• _Work to be completed_: Establish how many lines in the material include the string "text" and report it as a lone number.

• _Excerpted records_:
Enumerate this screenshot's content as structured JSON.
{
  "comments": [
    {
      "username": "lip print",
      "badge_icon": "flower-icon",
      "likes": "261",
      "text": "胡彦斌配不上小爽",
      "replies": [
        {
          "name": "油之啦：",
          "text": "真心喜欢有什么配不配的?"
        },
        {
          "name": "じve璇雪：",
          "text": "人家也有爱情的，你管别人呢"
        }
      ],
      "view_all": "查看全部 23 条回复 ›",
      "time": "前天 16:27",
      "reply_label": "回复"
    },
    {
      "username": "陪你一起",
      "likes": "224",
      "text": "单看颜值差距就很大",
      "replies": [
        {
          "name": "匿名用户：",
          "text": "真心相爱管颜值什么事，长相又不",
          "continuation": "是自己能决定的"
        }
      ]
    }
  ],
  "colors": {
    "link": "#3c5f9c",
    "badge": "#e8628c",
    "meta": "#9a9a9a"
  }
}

• _The completed task_: 5